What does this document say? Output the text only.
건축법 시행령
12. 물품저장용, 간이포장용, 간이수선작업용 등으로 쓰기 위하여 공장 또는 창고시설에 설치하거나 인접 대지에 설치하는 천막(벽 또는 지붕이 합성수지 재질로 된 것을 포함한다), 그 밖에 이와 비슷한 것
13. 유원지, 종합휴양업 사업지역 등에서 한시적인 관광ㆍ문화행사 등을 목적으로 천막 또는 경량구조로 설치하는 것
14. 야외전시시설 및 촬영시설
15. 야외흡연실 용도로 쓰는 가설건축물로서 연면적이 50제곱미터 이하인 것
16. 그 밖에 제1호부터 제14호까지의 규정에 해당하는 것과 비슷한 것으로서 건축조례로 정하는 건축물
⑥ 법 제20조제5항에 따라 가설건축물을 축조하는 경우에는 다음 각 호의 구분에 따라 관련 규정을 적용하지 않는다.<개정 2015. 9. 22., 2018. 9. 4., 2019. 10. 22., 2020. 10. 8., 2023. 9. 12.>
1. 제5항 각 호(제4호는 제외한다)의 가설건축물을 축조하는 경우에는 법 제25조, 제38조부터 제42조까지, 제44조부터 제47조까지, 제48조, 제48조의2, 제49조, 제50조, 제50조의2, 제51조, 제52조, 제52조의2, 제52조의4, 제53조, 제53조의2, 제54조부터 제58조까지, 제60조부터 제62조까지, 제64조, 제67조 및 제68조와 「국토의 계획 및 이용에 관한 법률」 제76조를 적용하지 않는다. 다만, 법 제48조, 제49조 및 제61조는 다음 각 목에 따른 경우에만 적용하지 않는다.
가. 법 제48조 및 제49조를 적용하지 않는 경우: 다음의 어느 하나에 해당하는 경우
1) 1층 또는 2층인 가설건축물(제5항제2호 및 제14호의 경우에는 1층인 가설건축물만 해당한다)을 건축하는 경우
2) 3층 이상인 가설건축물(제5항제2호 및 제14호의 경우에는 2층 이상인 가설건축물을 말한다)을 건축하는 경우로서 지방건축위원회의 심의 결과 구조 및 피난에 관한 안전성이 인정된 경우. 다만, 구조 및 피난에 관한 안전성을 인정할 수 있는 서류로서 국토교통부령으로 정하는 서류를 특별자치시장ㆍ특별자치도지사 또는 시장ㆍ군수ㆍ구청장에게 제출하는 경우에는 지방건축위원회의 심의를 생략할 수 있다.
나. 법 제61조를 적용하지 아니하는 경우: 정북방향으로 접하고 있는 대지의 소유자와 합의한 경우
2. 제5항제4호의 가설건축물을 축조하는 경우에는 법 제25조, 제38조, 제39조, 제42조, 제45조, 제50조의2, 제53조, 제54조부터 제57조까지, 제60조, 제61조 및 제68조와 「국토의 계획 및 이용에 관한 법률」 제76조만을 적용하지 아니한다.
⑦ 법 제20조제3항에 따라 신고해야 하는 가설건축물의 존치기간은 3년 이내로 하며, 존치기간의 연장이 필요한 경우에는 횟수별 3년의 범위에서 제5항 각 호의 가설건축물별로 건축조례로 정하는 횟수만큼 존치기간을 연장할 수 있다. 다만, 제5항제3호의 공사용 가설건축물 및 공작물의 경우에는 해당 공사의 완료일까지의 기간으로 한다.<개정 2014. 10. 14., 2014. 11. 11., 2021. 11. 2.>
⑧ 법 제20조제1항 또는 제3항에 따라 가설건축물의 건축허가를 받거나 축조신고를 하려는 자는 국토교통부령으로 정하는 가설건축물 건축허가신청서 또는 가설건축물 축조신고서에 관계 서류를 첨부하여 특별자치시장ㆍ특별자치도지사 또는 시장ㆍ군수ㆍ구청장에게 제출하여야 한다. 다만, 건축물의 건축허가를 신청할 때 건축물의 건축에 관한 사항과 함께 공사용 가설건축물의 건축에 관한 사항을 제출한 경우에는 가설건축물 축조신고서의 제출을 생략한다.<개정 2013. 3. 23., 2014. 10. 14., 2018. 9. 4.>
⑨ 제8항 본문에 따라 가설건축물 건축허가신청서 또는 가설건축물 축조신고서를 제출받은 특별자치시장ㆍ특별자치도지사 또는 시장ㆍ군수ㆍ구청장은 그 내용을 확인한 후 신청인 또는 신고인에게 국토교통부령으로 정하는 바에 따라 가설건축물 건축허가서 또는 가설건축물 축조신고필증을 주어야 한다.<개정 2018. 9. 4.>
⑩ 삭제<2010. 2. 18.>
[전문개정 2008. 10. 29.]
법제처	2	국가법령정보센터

▶ **Goal**:
Repeat every entry exactly as written above.

▶ **Expected answer**:
What does this document say? Output the text only.
건축법 시행령
12. 물품저장용, 간이포장용, 간이수선작업용 등으로 쓰기 위하여 공장 또는 창고시설에 설치하거나 인접 대지에 설치하는 천막(벽 또는 지붕이 합성수지 재질로 된 것을 포함한다), 그 밖에 이와 비슷한 것
13. 유원지, 종합휴양업 사업지역 등에서 한시적인 관광ㆍ문화행사 등을 목적으로 천막 또는 경량구조로 설치하는 것
14. 야외전시시설 및 촬영시설
15. 야외흡연실 용도로 쓰는 가설건축물로서 연면적이 50제곱미터 이하인 것
16. 그 밖에 제1호부터 제14호까지의 규정에 해당하는 것과 비슷한 것으로서 건축조례로 정하는 건축물
⑥ 법 제20조제5항에 따라 가설건축물을 축조하는 경우에는 다음 각 호의 구분에 따라 관련 규정을 적용하지 않는다.<개정 2015. 9. 22., 2018. 9. 4., 2019. 10. 22., 2020. 10. 8., 2023. 9. 12.>
1. 제5항 각 호(제4호는 제외한다)의 가설건축물을 축조하는 경우에는 법 제25조, 제38조부터 제42조까지, 제44조부터 제47조까지, 제48조, 제48조의2, 제49조, 제50조, 제50조의2, 제51조, 제52조, 제52조의2, 제52조의4, 제53조, 제53조의2, 제54조부터 제58조까지, 제60조부터 제62조까지, 제64조, 제67조 및 제68조와 「국토의 계획 및 이용에 관한 법률」 제76조를 적용하지 않는다. 다만, 법 제48조, 제49조 및 제61조는 다음 각 목에 따른 경우에만 적용하지 않는다.
가. 법 제48조 및 제49조를 적용하지 않는 경우: 다음의 어느 하나에 해당하는 경우
1) 1층 또는 2층인 가설건축물(제5항제2호 및 제14호의 경우에는 1층인 가설건축물만 해당한다)을 건축하는 경우
2) 3층 이상인 가설건축물(제5항제2호 및 제14호의 경우에는 2층 이상인 가설건축물을 말한다)을 건축하는 경우로서 지방건축위원회의 심의 결과 구조 및 피난에 관한 안전성이 인정된 경우. 다만, 구조 및 피난에 관한 안전성을 인정할 수 있는 서류로서 국토교통부령으로 정하는 서류를 특별자치시장ㆍ특별자치도지사 또는 시장ㆍ군수ㆍ구청장에게 제출하는 경우에는 지방건축위원회의 심의를 생략할 수 있다.
나. 법 제61조를 적용하지 아니하는 경우: 정북방향으로 접하고 있는 대지의 소유자와 합의한 경우
2. 제5항제4호의 가설건축물을 축조하는 경우에는 법 제25조, 제38조, 제39조, 제42조, 제45조, 제50조의2, 제53조, 제54조부터 제57조까지, 제60조, 제61조 및 제68조와 「국토의 계획 및 이용에 관한 법률」 제76조만을 적용하지 아니한다.
⑦ 법 제20조제3항에 따라 신고해야 하는 가설건축물의 존치기간은 3년 이내로 하며, 존치기간의 연장이 필요한 경우에는 횟수별 3년의 범위에서 제5항 각 호의 가설건축물별로 건축조례로 정하는 횟수만큼 존치기간을 연장할 수 있다. 다만, 제5항제3호의 공사용 가설건축물 및 공작물의 경우에는 해당 공사의 완료일까지의 기간으로 한다.<개정 2014. 10. 14., 2014. 11. 11., 2021. 11. 2.>
⑧ 법 제20조제1항 또는 제3항에 따라 가설건축물의 건축허가를 받거나 축조신고를 하려는 자는 국토교통부령으로 정하는 가설건축물 건축허가신청서 또는 가설건축물 축조신고서에 관계 서류를 첨부하여 특별자치시장ㆍ특별자치도지사 또는 시장ㆍ군수ㆍ구청장에게 제출하여야 한다. 다만, 건축물의 건축허가를 신청할 때 건축물의 건축에 관한 사항과 함께 공사용 가설건축물의 건축에 관한 사항을 제출한 경우에는 가설건축물 축조신고서의 제출을 생략한다.<개정 2013. 3. 23., 2014. 10. 14., 2018. 9. 4.>
⑨ 제8항 본문에 따라 가설건축물 건축허가신청서 또는 가설건축물 축조신고서를 제출받은 특별자치시장ㆍ특별자치도지사 또는 시장ㆍ군수ㆍ구청장은 그 내용을 확인한 후 신청인 또는 신고인에게 국토교통부령으로 정하는 바에 따라 가설건축물 건축허가서 또는 가설건축물 축조신고필증을 주어야 한다.<개정 2018. 9. 4.>
⑩ 삭제<2010. 2. 18.>
[전문개정 2008. 10. 29.]
법제처	2	국가법령정보센터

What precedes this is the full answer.